Quote every line as written. Omit pictures.

[Saved entries]
---
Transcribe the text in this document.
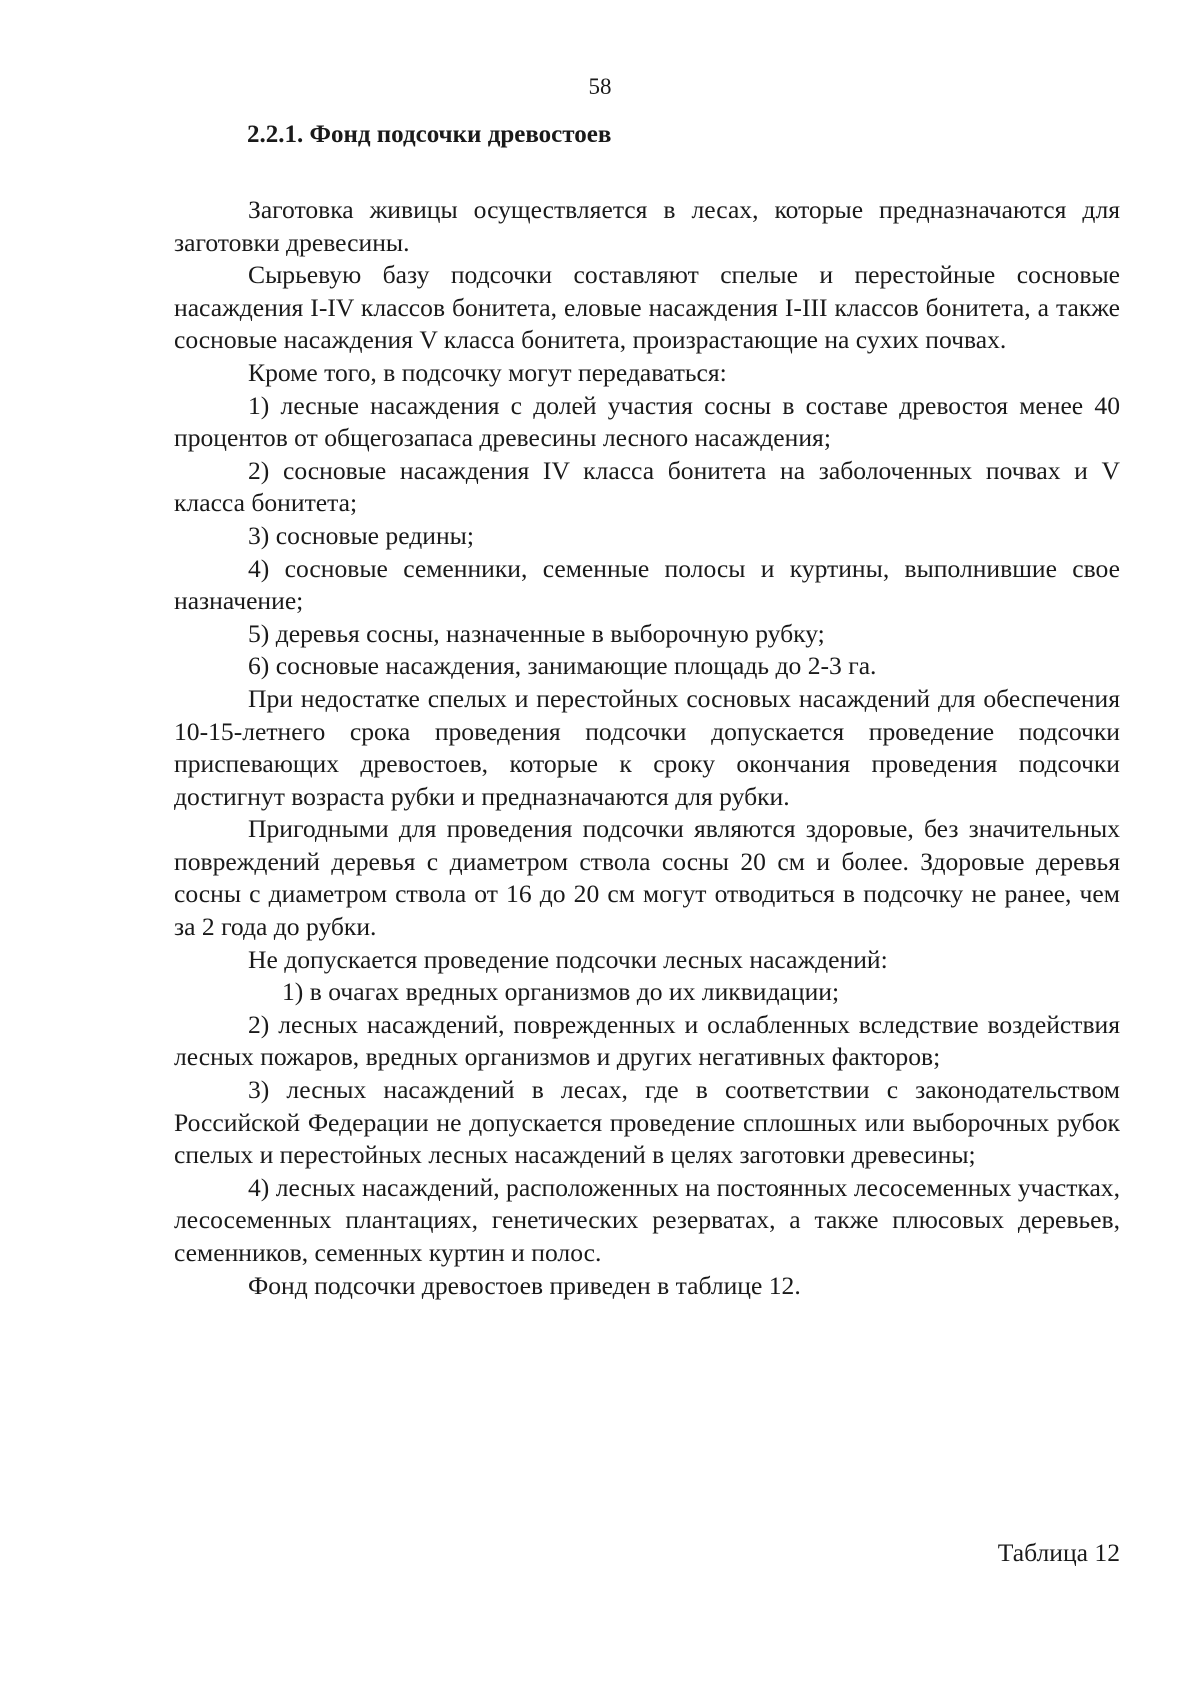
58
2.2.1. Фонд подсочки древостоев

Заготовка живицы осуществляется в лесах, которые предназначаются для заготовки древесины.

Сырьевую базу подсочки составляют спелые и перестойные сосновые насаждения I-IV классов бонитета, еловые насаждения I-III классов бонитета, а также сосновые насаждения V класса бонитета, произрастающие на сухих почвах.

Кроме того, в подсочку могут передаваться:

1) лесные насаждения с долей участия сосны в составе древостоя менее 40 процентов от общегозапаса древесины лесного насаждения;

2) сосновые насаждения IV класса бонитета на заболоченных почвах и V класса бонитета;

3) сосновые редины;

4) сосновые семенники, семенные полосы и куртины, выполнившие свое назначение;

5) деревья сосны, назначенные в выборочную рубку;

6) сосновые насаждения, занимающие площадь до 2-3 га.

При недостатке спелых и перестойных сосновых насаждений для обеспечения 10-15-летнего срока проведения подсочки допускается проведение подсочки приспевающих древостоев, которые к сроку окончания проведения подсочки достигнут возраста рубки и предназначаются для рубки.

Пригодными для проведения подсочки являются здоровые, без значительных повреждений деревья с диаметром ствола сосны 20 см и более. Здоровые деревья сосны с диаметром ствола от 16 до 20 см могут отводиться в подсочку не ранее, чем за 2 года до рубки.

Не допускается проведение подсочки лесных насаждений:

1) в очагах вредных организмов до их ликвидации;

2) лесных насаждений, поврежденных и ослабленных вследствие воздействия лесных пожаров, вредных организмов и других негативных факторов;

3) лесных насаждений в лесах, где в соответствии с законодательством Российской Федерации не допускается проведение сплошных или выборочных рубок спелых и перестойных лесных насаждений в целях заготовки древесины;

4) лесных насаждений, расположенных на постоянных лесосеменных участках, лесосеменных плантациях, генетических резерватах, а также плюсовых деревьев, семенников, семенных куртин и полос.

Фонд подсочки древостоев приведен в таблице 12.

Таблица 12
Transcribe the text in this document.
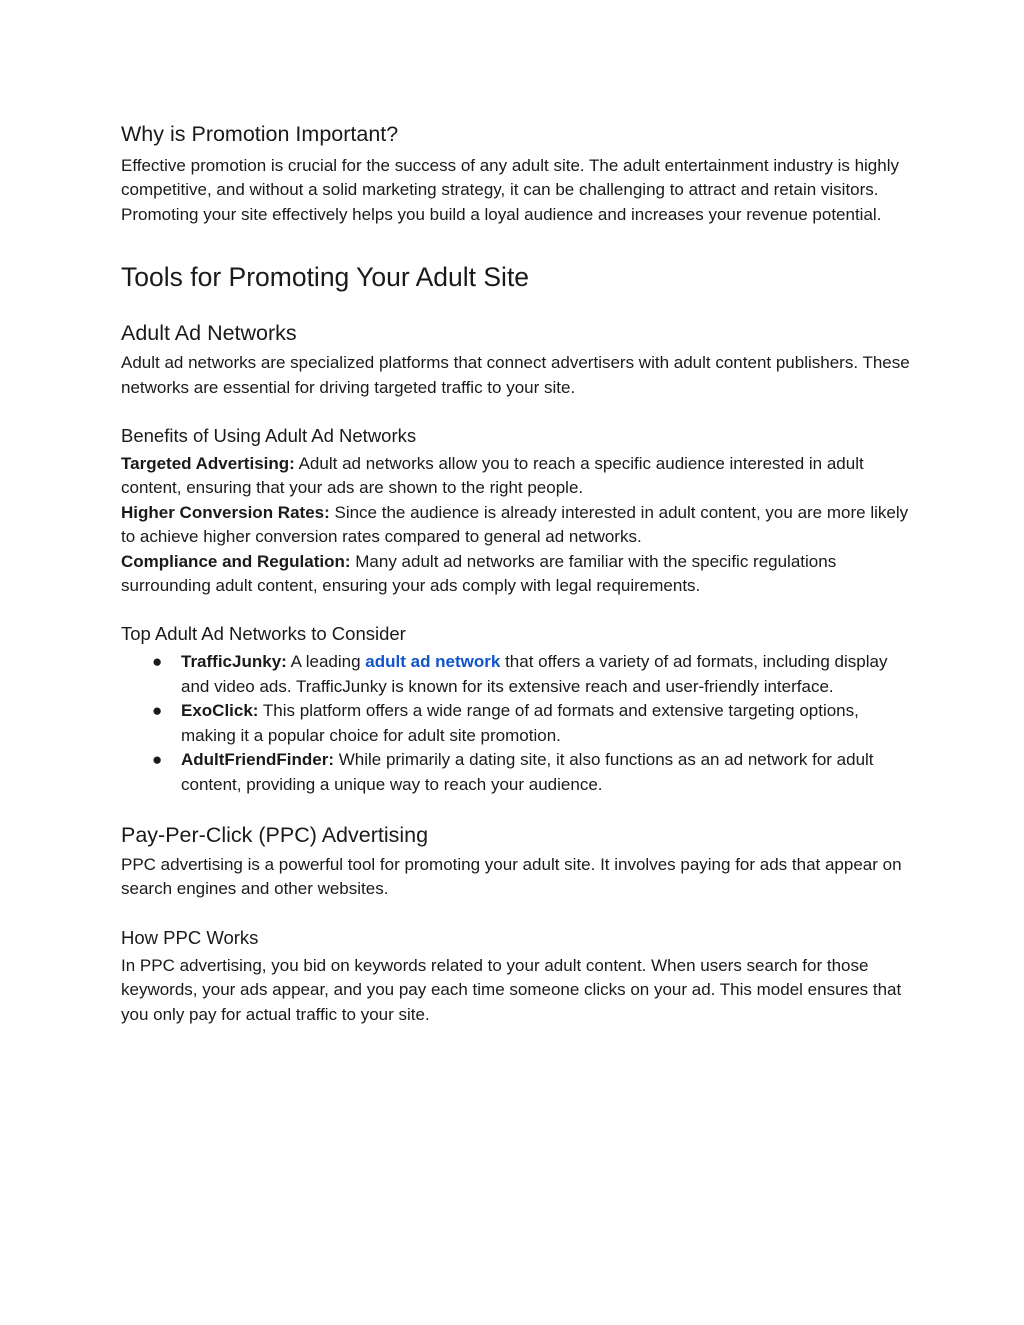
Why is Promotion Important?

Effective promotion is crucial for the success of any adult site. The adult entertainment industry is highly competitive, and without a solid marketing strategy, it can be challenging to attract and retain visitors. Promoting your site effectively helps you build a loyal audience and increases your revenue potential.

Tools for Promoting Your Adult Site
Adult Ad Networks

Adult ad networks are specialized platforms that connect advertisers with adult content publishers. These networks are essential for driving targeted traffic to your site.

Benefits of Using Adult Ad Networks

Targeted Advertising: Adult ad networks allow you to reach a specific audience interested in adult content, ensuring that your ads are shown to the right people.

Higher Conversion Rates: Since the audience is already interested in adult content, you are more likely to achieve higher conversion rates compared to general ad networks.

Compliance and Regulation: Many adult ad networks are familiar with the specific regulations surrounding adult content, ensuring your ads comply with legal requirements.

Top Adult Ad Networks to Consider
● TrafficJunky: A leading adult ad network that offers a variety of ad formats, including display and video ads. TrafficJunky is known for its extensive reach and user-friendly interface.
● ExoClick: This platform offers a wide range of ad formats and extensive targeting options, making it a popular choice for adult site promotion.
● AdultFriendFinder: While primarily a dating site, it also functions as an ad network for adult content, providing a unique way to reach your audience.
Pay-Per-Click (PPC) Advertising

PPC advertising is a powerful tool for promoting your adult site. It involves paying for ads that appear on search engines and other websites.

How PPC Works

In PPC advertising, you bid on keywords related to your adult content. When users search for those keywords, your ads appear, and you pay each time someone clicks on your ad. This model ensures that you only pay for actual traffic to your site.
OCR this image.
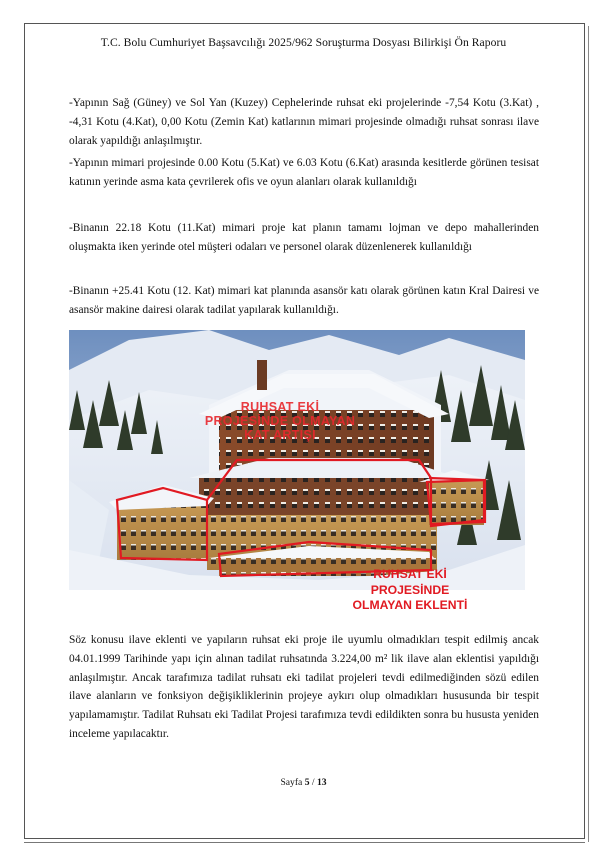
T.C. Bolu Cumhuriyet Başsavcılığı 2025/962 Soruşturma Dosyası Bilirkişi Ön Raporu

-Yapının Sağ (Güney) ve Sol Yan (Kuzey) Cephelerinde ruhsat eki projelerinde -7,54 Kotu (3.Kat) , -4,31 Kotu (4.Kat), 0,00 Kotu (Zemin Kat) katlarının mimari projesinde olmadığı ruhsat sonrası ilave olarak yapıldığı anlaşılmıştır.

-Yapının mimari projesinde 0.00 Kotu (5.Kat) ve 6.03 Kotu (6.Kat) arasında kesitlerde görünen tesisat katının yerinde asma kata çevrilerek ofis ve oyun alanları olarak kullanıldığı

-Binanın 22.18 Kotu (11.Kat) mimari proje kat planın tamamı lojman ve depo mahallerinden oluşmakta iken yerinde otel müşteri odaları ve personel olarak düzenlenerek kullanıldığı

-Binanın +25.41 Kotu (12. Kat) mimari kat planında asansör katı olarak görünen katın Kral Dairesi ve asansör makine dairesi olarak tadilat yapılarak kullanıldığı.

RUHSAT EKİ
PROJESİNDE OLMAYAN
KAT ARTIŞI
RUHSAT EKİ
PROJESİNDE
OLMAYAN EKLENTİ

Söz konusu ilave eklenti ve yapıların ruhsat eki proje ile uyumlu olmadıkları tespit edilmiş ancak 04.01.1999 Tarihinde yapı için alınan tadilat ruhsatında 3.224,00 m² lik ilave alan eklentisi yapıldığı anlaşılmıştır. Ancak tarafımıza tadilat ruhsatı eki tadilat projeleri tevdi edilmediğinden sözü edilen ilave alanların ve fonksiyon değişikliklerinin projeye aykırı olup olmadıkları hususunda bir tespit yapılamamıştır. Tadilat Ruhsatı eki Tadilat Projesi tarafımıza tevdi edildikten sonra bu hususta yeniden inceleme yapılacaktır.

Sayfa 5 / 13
---
Correct answer →
Transcribe the text in this document.
58
2.2.1. Фонд подсочки древостоев

Заготовка живицы осуществляется в лесах, которые предназначаются для заготовки древесины.

Сырьевую базу подсочки составляют спелые и перестойные сосновые насаждения I-IV классов бонитета, еловые насаждения I-III классов бонитета, а также сосновые насаждения V класса бонитета, произрастающие на сухих почвах.

Кроме того, в подсочку могут передаваться:

1) лесные насаждения с долей участия сосны в составе древостоя менее 40 процентов от общегозапаса древесины лесного насаждения;

2) сосновые насаждения IV класса бонитета на заболоченных почвах и V класса бонитета;

3) сосновые редины;

4) сосновые семенники, семенные полосы и куртины, выполнившие свое назначение;

5) деревья сосны, назначенные в выборочную рубку;

6) сосновые насаждения, занимающие площадь до 2-3 га.

При недостатке спелых и перестойных сосновых насаждений для обеспечения 10-15-летнего срока проведения подсочки допускается проведение подсочки приспевающих древостоев, которые к сроку окончания проведения подсочки достигнут возраста рубки и предназначаются для рубки.

Пригодными для проведения подсочки являются здоровые, без значительных повреждений деревья с диаметром ствола сосны 20 см и более. Здоровые деревья сосны с диаметром ствола от 16 до 20 см могут отводиться в подсочку не ранее, чем за 2 года до рубки.

Не допускается проведение подсочки лесных насаждений:

1) в очагах вредных организмов до их ликвидации;

2) лесных насаждений, поврежденных и ослабленных вследствие воздействия лесных пожаров, вредных организмов и других негативных факторов;

3) лесных насаждений в лесах, где в соответствии с законодательством Российской Федерации не допускается проведение сплошных или выборочных рубок спелых и перестойных лесных насаждений в целях заготовки древесины;

4) лесных насаждений, расположенных на постоянных лесосеменных участках, лесосеменных плантациях, генетических резерватах, а также плюсовых деревьев, семенников, семенных куртин и полос.

Фонд подсочки древостоев приведен в таблице 12.

Таблица 12
Transcribe the text in this document.
Why is Promotion Important?

Effective promotion is crucial for the success of any adult site. The adult entertainment industry is highly competitive, and without a solid marketing strategy, it can be challenging to attract and retain visitors. Promoting your site effectively helps you build a loyal audience and increases your revenue potential.

Tools for Promoting Your Adult Site
Adult Ad Networks

Adult ad networks are specialized platforms that connect advertisers with adult content publishers. These networks are essential for driving targeted traffic to your site.

Benefits of Using Adult Ad Networks

Targeted Advertising: Adult ad networks allow you to reach a specific audience interested in adult content, ensuring that your ads are shown to the right people.

Higher Conversion Rates: Since the audience is already interested in adult content, you are more likely to achieve higher conversion rates compared to general ad networks.

Compliance and Regulation: Many adult ad networks are familiar with the specific regulations surrounding adult content, ensuring your ads comply with legal requirements.

Top Adult Ad Networks to Consider
● TrafficJunky: A leading adult ad network that offers a variety of ad formats, including display and video ads. TrafficJunky is known for its extensive reach and user-friendly interface.
● ExoClick: This platform offers a wide range of ad formats and extensive targeting options, making it a popular choice for adult site promotion.
● AdultFriendFinder: While primarily a dating site, it also functions as an ad network for adult content, providing a unique way to reach your audience.
Pay-Per-Click (PPC) Advertising

PPC advertising is a powerful tool for promoting your adult site. It involves paying for ads that appear on search engines and other websites.

How PPC Works

In PPC advertising, you bid on keywords related to your adult content. When users search for those keywords, your ads appear, and you pay each time someone clicks on your ad. This model ensures that you only pay for actual traffic to your site.
OCR this image.
T.C. Bolu Cumhuriyet Başsavcılığı 2025/962 Soruşturma Dosyası Bilirkişi Ön Raporu

-Yapının Sağ (Güney) ve Sol Yan (Kuzey) Cephelerinde ruhsat eki projelerinde -7,54 Kotu (3.Kat) , -4,31 Kotu (4.Kat), 0,00 Kotu (Zemin Kat) katlarının mimari projesinde olmadığı ruhsat sonrası ilave olarak yapıldığı anlaşılmıştır.

-Yapının mimari projesinde 0.00 Kotu (5.Kat) ve 6.03 Kotu (6.Kat) arasında kesitlerde görünen tesisat katının yerinde asma kata çevrilerek ofis ve oyun alanları olarak kullanıldığı

-Binanın 22.18 Kotu (11.Kat) mimari proje kat planın tamamı lojman ve depo mahallerinden oluşmakta iken yerinde otel müşteri odaları ve personel olarak düzenlenerek kullanıldığı

-Binanın +25.41 Kotu (12. Kat) mimari kat planında asansör katı olarak görünen katın Kral Dairesi ve asansör makine dairesi olarak tadilat yapılarak kullanıldığı.

RUHSAT EKİ
PROJESİNDE OLMAYAN
KAT ARTIŞI
RUHSAT EKİ
PROJESİNDE
OLMAYAN EKLENTİ

Söz konusu ilave eklenti ve yapıların ruhsat eki proje ile uyumlu olmadıkları tespit edilmiş ancak 04.01.1999 Tarihinde yapı için alınan tadilat ruhsatında 3.224,00 m² lik ilave alan eklentisi yapıldığı anlaşılmıştır. Ancak tarafımıza tadilat ruhsatı eki tadilat projeleri tevdi edilmediğinden sözü edilen ilave alanların ve fonksiyon değişikliklerinin projeye aykırı olup olmadıkları hususunda bir tespit yapılamamıştır. Tadilat Ruhsatı eki Tadilat Projesi tarafımıza tevdi edildikten sonra bu hususta yeniden inceleme yapılacaktır.

Sayfa 5 / 13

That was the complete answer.